══ Stored records ══
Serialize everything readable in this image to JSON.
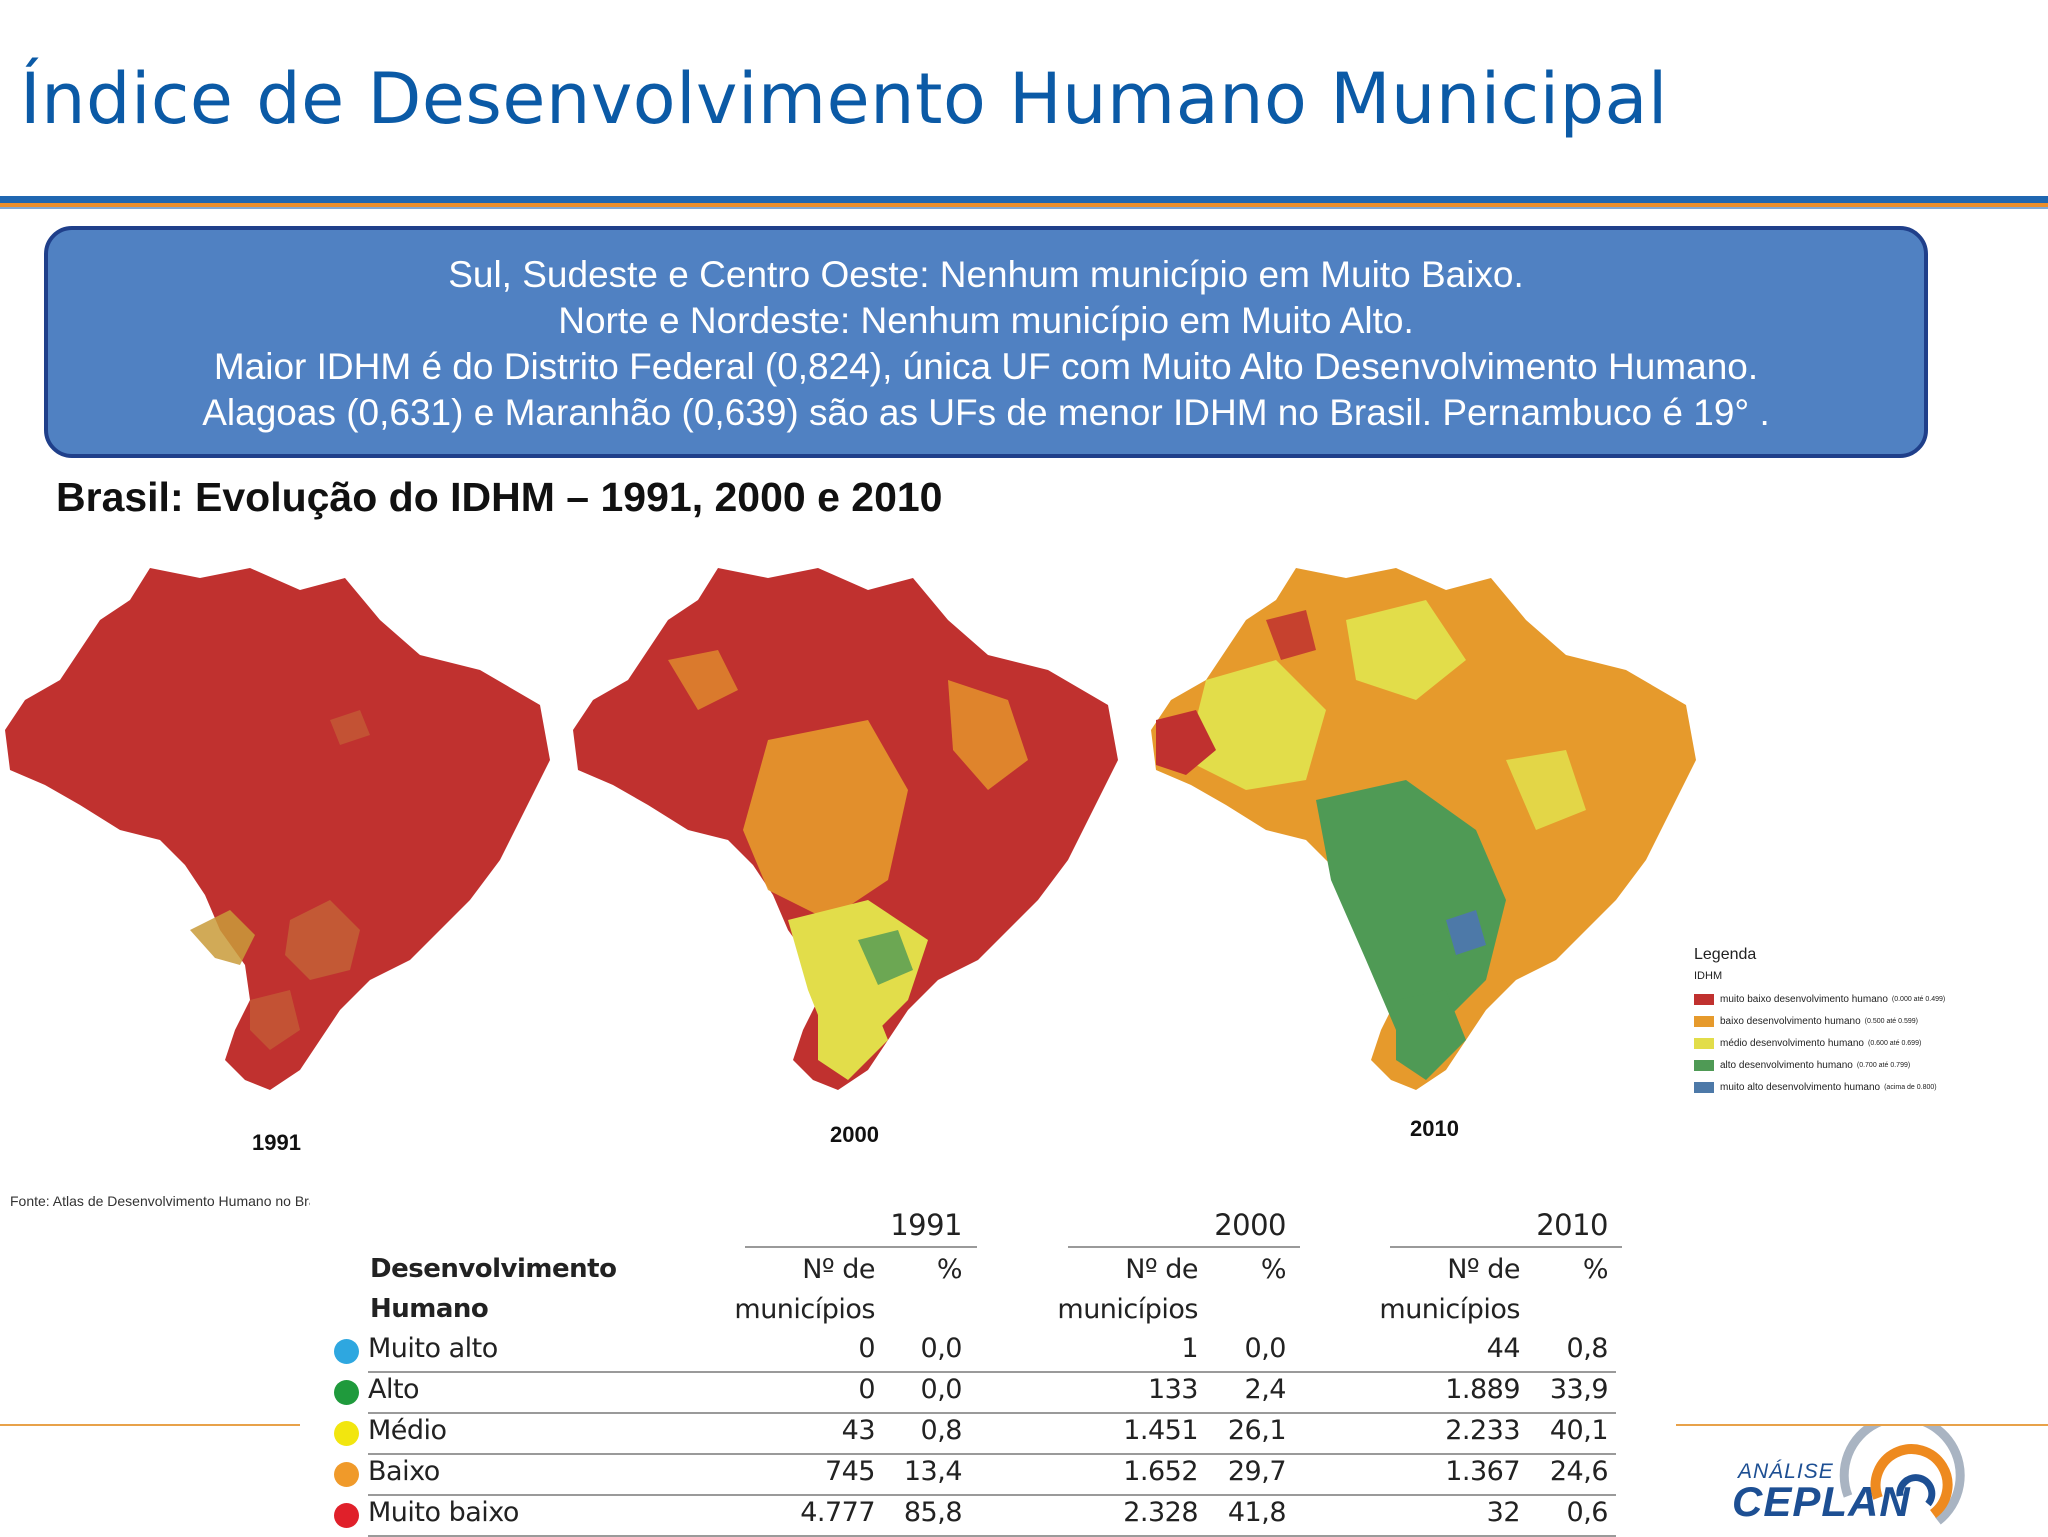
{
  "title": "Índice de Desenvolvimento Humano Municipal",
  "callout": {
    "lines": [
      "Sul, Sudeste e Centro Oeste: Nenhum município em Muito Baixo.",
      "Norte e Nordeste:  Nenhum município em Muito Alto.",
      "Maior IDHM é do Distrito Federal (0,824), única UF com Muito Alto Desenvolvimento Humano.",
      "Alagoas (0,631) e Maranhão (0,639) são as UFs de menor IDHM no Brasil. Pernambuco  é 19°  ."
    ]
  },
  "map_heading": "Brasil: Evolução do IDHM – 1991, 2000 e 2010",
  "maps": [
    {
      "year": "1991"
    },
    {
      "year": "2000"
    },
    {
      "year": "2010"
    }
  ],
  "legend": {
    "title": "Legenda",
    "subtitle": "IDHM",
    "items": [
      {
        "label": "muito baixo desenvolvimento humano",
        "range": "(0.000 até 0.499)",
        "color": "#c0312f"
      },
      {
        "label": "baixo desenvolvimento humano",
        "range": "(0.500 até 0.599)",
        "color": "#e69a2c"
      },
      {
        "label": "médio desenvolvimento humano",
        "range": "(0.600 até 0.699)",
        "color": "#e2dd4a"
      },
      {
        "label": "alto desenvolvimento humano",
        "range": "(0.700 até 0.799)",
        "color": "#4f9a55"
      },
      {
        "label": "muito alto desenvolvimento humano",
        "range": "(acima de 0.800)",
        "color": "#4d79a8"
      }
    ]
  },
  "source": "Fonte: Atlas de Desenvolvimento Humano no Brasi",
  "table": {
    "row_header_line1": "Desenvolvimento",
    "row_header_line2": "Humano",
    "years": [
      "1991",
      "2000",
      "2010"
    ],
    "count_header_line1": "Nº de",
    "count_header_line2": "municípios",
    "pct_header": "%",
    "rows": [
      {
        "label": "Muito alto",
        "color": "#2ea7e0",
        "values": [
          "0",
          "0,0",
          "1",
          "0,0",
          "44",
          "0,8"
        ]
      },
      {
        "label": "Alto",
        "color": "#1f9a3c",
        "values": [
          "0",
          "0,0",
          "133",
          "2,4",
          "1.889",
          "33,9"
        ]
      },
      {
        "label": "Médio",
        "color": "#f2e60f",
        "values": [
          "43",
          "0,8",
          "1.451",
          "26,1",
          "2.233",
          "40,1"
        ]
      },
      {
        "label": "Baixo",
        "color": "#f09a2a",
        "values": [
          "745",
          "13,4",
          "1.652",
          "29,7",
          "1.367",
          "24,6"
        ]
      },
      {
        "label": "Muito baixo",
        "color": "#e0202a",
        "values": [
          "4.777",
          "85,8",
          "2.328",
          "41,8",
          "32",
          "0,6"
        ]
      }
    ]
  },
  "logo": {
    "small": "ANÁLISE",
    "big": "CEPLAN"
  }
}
═══
_Exercise directions_.
Tally the lines in the entries above that hold the word "Nenhum". Reply with nothing but that count.

_Problem solution_.
2